(Chart and figure data)
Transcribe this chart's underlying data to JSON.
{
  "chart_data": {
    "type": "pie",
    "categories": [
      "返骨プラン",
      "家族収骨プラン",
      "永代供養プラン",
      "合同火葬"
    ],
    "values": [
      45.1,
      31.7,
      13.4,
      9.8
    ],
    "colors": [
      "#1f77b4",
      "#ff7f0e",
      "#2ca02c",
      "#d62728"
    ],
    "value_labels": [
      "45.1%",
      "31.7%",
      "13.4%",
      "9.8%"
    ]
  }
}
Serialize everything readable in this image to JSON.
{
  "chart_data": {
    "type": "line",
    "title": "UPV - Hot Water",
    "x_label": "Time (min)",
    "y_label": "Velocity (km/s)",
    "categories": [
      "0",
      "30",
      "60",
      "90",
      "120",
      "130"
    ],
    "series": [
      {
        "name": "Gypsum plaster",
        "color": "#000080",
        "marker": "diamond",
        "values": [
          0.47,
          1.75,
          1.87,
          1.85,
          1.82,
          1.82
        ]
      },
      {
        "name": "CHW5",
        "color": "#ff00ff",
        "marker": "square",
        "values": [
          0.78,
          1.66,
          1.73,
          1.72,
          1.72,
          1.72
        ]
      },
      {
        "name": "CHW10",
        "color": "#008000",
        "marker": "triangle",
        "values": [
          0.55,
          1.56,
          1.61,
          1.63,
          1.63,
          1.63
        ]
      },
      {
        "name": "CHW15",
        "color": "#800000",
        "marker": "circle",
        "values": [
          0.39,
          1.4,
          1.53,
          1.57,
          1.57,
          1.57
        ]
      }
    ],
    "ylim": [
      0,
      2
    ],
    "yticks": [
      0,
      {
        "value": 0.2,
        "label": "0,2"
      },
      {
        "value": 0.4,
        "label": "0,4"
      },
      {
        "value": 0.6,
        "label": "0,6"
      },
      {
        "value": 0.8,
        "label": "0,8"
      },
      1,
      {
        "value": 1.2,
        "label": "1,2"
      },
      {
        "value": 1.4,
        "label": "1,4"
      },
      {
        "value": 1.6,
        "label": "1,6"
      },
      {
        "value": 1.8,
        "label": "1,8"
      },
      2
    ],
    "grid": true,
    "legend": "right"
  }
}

▸ **Requirement**
Return the listing above word for word.

▸ **Output of the task**
Transcribe this chart's underlying data to JSON.
{
  "chart_data": {
    "type": "pie",
    "categories": [
      "返骨プラン",
      "家族収骨プラン",
      "永代供養プラン",
      "合同火葬"
    ],
    "values": [
      45.1,
      31.7,
      13.4,
      9.8
    ],
    "colors": [
      "#1f77b4",
      "#ff7f0e",
      "#2ca02c",
      "#d62728"
    ],
    "value_labels": [
      "45.1%",
      "31.7%",
      "13.4%",
      "9.8%"
    ]
  }
}
Serialize everything readable in this image to JSON.
{
  "chart_data": {
    "type": "line",
    "title": "UPV - Hot Water",
    "x_label": "Time (min)",
    "y_label": "Velocity (km/s)",
    "categories": [
      "0",
      "30",
      "60",
      "90",
      "120",
      "130"
    ],
    "series": [
      {
        "name": "Gypsum plaster",
        "color": "#000080",
        "marker": "diamond",
        "values": [
          0.47,
          1.75,
          1.87,
          1.85,
          1.82,
          1.82
        ]
      },
      {
        "name": "CHW5",
        "color": "#ff00ff",
        "marker": "square",
        "values": [
          0.78,
          1.66,
          1.73,
          1.72,
          1.72,
          1.72
        ]
      },
      {
        "name": "CHW10",
        "color": "#008000",
        "marker": "triangle",
        "values": [
          0.55,
          1.56,
          1.61,
          1.63,
          1.63,
          1.63
        ]
      },
      {
        "name": "CHW15",
        "color": "#800000",
        "marker": "circle",
        "values": [
          0.39,
          1.4,
          1.53,
          1.57,
          1.57,
          1.57
        ]
      }
    ],
    "ylim": [
      0,
      2
    ],
    "yticks": [
      0,
      {
        "value": 0.2,
        "label": "0,2"
      },
      {
        "value": 0.4,
        "label": "0,4"
      },
      {
        "value": 0.6,
        "label": "0,6"
      },
      {
        "value": 0.8,
        "label": "0,8"
      },
      1,
      {
        "value": 1.2,
        "label": "1,2"
      },
      {
        "value": 1.4,
        "label": "1,4"
      },
      {
        "value": 1.6,
        "label": "1,6"
      },
      {
        "value": 1.8,
        "label": "1,8"
      },
      2
    ],
    "grid": true,
    "legend": "right"
  }
}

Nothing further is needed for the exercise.